## TASK BRIEF:
Filter the entries that follow, copying every line in which the word "arrow" appears.

## STORED RECORDS:

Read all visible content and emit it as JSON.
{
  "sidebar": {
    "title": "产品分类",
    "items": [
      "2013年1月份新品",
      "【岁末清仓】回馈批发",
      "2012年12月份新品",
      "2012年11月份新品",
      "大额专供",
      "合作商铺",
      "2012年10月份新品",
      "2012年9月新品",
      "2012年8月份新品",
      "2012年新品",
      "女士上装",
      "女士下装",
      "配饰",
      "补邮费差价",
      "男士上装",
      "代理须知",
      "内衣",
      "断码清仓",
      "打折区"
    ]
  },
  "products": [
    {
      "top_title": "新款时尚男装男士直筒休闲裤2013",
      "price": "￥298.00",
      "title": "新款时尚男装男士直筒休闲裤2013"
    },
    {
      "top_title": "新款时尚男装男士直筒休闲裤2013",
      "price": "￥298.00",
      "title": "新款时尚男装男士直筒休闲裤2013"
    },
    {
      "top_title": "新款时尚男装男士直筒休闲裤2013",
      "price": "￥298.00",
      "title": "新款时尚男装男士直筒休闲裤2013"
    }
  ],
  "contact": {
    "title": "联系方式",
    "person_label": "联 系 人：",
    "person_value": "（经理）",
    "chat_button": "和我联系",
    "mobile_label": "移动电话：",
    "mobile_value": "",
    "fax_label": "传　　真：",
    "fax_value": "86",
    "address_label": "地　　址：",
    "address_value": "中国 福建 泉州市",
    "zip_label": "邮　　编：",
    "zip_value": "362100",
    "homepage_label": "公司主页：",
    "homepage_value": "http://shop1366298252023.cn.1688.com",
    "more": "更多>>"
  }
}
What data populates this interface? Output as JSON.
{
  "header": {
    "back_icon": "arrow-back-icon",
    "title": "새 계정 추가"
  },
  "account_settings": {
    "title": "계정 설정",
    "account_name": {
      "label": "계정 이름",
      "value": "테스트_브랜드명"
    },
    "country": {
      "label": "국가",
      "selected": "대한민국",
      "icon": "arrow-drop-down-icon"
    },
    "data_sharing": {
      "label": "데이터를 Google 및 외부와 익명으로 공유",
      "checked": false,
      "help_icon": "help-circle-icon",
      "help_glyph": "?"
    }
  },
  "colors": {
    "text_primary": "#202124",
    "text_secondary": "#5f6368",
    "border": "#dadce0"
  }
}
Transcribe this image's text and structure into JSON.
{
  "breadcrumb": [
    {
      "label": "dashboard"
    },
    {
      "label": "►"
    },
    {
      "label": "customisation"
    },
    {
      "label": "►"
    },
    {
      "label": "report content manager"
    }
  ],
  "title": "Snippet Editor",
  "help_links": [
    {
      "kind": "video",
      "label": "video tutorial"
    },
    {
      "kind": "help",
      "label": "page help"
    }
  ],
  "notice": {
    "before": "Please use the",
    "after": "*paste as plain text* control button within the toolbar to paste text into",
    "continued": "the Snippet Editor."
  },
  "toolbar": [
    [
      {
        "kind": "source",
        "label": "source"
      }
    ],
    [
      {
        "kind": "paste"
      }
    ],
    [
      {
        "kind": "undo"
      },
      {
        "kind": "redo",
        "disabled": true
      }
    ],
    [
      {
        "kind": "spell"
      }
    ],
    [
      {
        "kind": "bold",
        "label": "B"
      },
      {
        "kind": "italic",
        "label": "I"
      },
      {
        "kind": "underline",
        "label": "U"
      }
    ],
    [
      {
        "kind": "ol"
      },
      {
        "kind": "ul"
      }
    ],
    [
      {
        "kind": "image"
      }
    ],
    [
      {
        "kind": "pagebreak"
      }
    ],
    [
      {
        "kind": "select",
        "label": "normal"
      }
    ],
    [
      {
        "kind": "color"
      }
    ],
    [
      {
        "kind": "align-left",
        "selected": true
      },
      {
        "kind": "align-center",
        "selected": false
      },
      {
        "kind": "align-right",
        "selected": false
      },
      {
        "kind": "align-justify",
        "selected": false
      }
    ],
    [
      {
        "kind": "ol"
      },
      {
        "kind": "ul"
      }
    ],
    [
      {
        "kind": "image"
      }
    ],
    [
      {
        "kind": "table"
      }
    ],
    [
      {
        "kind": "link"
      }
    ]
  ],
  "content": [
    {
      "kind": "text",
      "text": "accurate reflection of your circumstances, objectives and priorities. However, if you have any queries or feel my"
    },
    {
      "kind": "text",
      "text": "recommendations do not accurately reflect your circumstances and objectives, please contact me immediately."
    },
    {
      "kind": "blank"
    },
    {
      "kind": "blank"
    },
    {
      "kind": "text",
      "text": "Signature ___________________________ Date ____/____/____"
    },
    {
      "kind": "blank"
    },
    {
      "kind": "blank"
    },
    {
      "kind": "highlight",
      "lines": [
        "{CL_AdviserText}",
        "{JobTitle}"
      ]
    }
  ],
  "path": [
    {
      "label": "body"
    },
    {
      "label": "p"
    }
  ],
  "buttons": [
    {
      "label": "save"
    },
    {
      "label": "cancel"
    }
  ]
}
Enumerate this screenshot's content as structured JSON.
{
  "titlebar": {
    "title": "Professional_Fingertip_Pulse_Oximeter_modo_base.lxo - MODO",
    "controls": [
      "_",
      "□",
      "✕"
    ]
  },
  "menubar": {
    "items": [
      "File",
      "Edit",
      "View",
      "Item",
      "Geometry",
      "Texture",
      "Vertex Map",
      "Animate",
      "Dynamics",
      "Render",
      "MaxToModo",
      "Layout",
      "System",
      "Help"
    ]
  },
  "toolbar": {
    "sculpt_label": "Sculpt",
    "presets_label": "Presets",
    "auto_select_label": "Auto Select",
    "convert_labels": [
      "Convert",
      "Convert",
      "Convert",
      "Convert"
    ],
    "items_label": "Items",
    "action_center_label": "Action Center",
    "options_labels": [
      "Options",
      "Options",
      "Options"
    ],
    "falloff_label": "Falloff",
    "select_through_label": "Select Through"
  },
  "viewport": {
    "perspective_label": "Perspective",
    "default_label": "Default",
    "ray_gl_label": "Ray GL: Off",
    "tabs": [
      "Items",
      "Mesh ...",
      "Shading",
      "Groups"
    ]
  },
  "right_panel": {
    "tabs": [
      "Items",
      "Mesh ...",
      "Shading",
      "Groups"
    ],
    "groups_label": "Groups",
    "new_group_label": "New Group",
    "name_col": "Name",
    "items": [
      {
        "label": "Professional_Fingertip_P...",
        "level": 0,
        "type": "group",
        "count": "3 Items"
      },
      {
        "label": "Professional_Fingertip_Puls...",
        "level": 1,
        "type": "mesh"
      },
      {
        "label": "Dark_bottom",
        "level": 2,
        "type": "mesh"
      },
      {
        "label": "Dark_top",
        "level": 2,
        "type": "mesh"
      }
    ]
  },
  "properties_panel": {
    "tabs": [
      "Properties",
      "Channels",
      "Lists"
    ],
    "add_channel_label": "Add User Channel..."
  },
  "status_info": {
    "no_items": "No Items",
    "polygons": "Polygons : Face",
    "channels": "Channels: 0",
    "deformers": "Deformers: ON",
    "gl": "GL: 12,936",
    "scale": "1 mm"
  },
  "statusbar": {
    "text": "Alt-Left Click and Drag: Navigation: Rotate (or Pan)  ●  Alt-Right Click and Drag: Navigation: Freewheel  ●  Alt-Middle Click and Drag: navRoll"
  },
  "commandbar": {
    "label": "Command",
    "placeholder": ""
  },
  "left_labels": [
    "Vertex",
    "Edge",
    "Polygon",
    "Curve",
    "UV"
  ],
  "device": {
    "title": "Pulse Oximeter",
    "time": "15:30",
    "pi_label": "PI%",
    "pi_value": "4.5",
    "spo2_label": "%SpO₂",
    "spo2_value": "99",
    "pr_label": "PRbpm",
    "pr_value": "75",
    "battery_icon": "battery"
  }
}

## WRITTEN RESPONSE:
    "back_icon": "arrow-back-icon",
      "icon": "arrow-drop-down-icon"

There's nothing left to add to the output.